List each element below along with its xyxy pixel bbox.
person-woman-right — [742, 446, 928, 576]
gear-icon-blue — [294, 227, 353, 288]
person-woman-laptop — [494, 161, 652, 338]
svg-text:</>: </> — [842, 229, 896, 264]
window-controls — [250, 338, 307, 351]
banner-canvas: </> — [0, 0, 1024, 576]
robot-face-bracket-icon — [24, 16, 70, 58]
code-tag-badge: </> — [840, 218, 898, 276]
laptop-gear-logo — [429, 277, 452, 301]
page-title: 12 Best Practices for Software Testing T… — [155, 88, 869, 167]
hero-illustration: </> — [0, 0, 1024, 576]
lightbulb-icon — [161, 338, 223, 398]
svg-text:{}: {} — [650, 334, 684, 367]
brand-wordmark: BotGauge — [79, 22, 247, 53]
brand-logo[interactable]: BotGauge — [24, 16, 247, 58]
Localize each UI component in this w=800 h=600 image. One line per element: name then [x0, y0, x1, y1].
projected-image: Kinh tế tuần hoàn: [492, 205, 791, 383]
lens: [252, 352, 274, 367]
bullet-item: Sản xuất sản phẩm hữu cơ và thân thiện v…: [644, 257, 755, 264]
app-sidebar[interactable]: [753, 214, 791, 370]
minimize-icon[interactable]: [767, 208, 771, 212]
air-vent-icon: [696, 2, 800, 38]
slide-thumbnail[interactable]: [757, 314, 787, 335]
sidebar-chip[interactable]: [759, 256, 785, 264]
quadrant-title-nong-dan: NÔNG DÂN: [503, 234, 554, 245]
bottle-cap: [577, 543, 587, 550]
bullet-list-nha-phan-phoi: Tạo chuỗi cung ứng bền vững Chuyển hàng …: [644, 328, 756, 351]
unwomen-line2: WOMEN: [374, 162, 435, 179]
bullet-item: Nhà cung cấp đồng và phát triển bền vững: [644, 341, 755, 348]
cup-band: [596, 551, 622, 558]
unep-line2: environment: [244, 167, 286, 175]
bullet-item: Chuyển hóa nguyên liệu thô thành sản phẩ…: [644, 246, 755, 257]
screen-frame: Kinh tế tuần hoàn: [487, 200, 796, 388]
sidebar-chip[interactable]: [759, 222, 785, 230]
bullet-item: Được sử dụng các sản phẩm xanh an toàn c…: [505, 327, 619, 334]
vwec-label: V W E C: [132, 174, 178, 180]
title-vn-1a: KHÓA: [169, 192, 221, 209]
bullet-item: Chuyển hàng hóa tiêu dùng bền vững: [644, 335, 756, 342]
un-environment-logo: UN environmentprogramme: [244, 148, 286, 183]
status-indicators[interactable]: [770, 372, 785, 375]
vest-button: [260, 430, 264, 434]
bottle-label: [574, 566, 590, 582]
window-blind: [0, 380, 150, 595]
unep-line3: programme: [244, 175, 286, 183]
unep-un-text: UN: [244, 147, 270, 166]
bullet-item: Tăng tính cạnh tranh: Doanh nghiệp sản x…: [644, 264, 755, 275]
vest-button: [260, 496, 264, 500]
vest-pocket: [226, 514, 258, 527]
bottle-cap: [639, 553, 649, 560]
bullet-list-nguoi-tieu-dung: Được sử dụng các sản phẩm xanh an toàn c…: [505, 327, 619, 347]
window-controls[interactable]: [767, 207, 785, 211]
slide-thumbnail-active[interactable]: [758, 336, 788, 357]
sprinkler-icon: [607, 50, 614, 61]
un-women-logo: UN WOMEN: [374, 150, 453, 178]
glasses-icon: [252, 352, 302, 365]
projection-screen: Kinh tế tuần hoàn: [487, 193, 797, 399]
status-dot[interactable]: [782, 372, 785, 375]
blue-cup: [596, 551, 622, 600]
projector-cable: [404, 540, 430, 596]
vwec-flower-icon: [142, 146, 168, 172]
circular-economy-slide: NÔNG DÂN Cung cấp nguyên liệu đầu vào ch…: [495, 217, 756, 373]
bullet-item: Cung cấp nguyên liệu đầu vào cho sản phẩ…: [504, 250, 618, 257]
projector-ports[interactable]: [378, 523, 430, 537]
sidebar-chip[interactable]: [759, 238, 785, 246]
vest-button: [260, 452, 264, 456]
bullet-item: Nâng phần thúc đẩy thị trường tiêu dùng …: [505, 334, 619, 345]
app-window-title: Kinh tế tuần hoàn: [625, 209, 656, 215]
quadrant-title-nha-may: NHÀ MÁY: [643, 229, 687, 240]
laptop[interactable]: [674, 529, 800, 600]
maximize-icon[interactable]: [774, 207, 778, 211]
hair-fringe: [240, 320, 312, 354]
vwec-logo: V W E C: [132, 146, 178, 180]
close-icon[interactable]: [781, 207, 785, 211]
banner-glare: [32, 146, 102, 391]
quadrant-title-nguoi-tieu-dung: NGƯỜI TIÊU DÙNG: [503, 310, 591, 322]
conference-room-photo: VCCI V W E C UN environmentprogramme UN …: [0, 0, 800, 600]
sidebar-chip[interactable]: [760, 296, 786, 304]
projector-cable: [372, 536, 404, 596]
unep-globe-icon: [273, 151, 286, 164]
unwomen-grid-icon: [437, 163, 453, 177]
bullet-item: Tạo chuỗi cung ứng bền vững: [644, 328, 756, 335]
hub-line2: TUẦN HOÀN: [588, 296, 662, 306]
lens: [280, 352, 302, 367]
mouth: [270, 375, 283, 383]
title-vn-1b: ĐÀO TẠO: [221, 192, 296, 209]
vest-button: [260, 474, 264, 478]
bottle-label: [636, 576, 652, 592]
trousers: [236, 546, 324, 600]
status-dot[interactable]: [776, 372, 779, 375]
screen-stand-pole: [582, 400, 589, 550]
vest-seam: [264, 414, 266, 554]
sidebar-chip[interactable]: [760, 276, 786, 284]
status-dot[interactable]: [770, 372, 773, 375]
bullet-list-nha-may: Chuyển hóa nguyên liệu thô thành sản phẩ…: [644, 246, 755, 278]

════════════════

> WHAT NEEDS TO BE DONE:
Put every line of the entries above into a Markdown table with two columns, Row and Line: number each line in Row, give the line itself in Line, and omit blank lines.

> THE REPLY:
| Row | Line |
|---|---|
| 1 | List each element below along with its xyxy pixel bbox. |
| 2 | person-woman-right — [742, 446, 928, 576] |
| 3 | gear-icon-blue — [294, 227, 353, 288] |
| 4 | person-woman-laptop — [494, 161, 652, 338] |
| 5 | svg-text:</>: </> — [842, 229, 896, 264] |
| 6 | window-controls — [250, 338, 307, 351] |
| 7 | banner-canvas: </> — [0, 0, 1024, 576] |
| 8 | robot-face-bracket-icon — [24, 16, 70, 58] |
| 9 | code-tag-badge: </> — [840, 218, 898, 276] |
| 10 | laptop-gear-logo — [429, 277, 452, 301] |
| 11 | page-title: 12 Best Practices for Software Testing T… — [155, 88, 869, 167] |
| 12 | hero-illustration: </> — [0, 0, 1024, 576] |
| 13 | lightbulb-icon — [161, 338, 223, 398] |
| 14 | svg-text:{}: {} — [650, 334, 684, 367] |
| 15 | brand-wordmark: BotGauge — [79, 22, 247, 53] |
| 16 | brand-logo[interactable]: BotGauge — [24, 16, 247, 58] |
| 17 | Localize each UI component in this w=800 h=600 image. One line per element: name then [x0, y0, x1, y1]. |
| 18 | projected-image: Kinh tế tuần hoàn: [492, 205, 791, 383] |
| 19 | lens: [252, 352, 274, 367] |
| 20 | bullet-item: Sản xuất sản phẩm hữu cơ và thân thiện v…: [644, 257, 755, 264] |
| 21 | app-sidebar[interactable]: [753, 214, 791, 370] |
| 22 | minimize-icon[interactable]: [767, 208, 771, 212] |
| 23 | air-vent-icon: [696, 2, 800, 38] |
| 24 | slide-thumbnail[interactable]: [757, 314, 787, 335] |
| 25 | sidebar-chip[interactable]: [759, 256, 785, 264] |
| 26 | quadrant-title-nong-dan: NÔNG DÂN: [503, 234, 554, 245] |
| 27 | bottle-cap: [577, 543, 587, 550] |
| 28 | bullet-list-nha-phan-phoi: Tạo chuỗi cung ứng bền vững Chuyển hàng …: [644, 328, 756, 351] |
| 29 | unwomen-line2: WOMEN: [374, 162, 435, 179] |
| 30 | bullet-item: Nhà cung cấp đồng và phát triển bền vững: [644, 341, 755, 348] |
| 31 | cup-band: [596, 551, 622, 558] |
| 32 | unep-line2: environment: [244, 167, 286, 175] |
| 33 | bullet-item: Chuyển hóa nguyên liệu thô thành sản phẩ…: [644, 246, 755, 257] |
| 34 | screen-frame: Kinh tế tuần hoàn: [487, 200, 796, 388] |
| 35 | sidebar-chip[interactable]: [759, 222, 785, 230] |
| 36 | bullet-item: Được sử dụng các sản phẩm xanh an toàn c…: [505, 327, 619, 334] |
| 37 | vwec-label: V W E C: [132, 174, 178, 180] |
| 38 | title-vn-1a: KHÓA: [169, 192, 221, 209] |
| 39 | bullet-item: Chuyển hàng hóa tiêu dùng bền vững: [644, 335, 756, 342] |
| 40 | un-environment-logo: UN environmentprogramme: [244, 148, 286, 183] |
| 41 | status-indicators[interactable]: [770, 372, 785, 375] |
| 42 | vest-button: [260, 430, 264, 434] |
| 43 | bottle-label: [574, 566, 590, 582] |
| 44 | window-blind: [0, 380, 150, 595] |
| 45 | unep-line3: programme: [244, 175, 286, 183] |
| 46 | unep-un-text: UN: [244, 147, 270, 166] |
| 47 | bullet-item: Tăng tính cạnh tranh: Doanh nghiệp sản x…: [644, 264, 755, 275] |
| 48 | vest-button: [260, 496, 264, 500] |
| 49 | vest-pocket: [226, 514, 258, 527] |
| 50 | bottle-cap: [639, 553, 649, 560] |
| 51 | bullet-list-nguoi-tieu-dung: Được sử dụng các sản phẩm xanh an toàn c…: [505, 327, 619, 347] |
| 52 | window-controls[interactable]: [767, 207, 785, 211] |
| 53 | slide-thumbnail-active[interactable]: [758, 336, 788, 357] |
| 54 | sprinkler-icon: [607, 50, 614, 61] |
| 55 | un-women-logo: UN WOMEN: [374, 150, 453, 178] |
| 56 | glasses-icon: [252, 352, 302, 365] |
| 57 | projection-screen: Kinh tế tuần hoàn: [487, 193, 797, 399] |
| 58 | status-dot[interactable]: [782, 372, 785, 375] |
| 59 | blue-cup: [596, 551, 622, 600] |
| 60 | projector-cable: [404, 540, 430, 596] |
| 61 | vwec-flower-icon: [142, 146, 168, 172] |
| 62 | circular-economy-slide: NÔNG DÂN Cung cấp nguyên liệu đầu vào ch…: [495, 217, 756, 373] |
| 63 | bullet-item: Cung cấp nguyên liệu đầu vào cho sản phẩ…: [504, 250, 618, 257] |
| 64 | projector-ports[interactable]: [378, 523, 430, 537] |
| 65 | sidebar-chip[interactable]: [759, 238, 785, 246] |
| 66 | vest-button: [260, 452, 264, 456] |
| 67 | bullet-item: Nâng phần thúc đẩy thị trường tiêu dùng …: [505, 334, 619, 345] |
| 68 | app-window-title: Kinh tế tuần hoàn: [625, 209, 656, 215] |
| 69 | quadrant-title-nha-may: NHÀ MÁY: [643, 229, 687, 240] |
| 70 | laptop[interactable]: [674, 529, 800, 600] |
| 71 | maximize-icon[interactable]: [774, 207, 778, 211] |
| 72 | hair-fringe: [240, 320, 312, 354] |
| 73 | vwec-logo: V W E C: [132, 146, 178, 180] |
| 74 | close-icon[interactable]: [781, 207, 785, 211] |
| 75 | banner-glare: [32, 146, 102, 391] |
| 76 | quadrant-title-nguoi-tieu-dung: NGƯỜI TIÊU DÙNG: [503, 310, 591, 322] |
| 77 | conference-room-photo: VCCI V W E C UN environmentprogramme UN …: [0, 0, 800, 600] |
| 78 | sidebar-chip[interactable]: [760, 296, 786, 304] |
| 79 | projector-cable: [372, 536, 404, 596] |
| 80 | unep-globe-icon: [273, 151, 286, 164] |
| 81 | unwomen-grid-icon: [437, 163, 453, 177] |
| 82 | bullet-item: Tạo chuỗi cung ứng bền vững: [644, 328, 756, 335] |
| 83 | hub-line2: TUẦN HOÀN: [588, 296, 662, 306] |
| 84 | lens: [280, 352, 302, 367] |
| 85 | mouth: [270, 375, 283, 383] |
| 86 | title-vn-1b: ĐÀO TẠO: [221, 192, 296, 209] |
| 87 | vest-button: [260, 474, 264, 478] |
| 88 | bottle-label: [636, 576, 652, 592] |
| 89 | trousers: [236, 546, 324, 600] |
| 90 | status-dot[interactable]: [776, 372, 779, 375] |
| 91 | screen-stand-pole: [582, 400, 589, 550] |
| 92 | vest-seam: [264, 414, 266, 554] |
| 93 | sidebar-chip[interactable]: [760, 276, 786, 284] |
| 94 | status-dot[interactable]: [770, 372, 773, 375] |
| 95 | bullet-list-nha-may: Chuyển hóa nguyên liệu thô thành sản phẩ…: [644, 246, 755, 278] |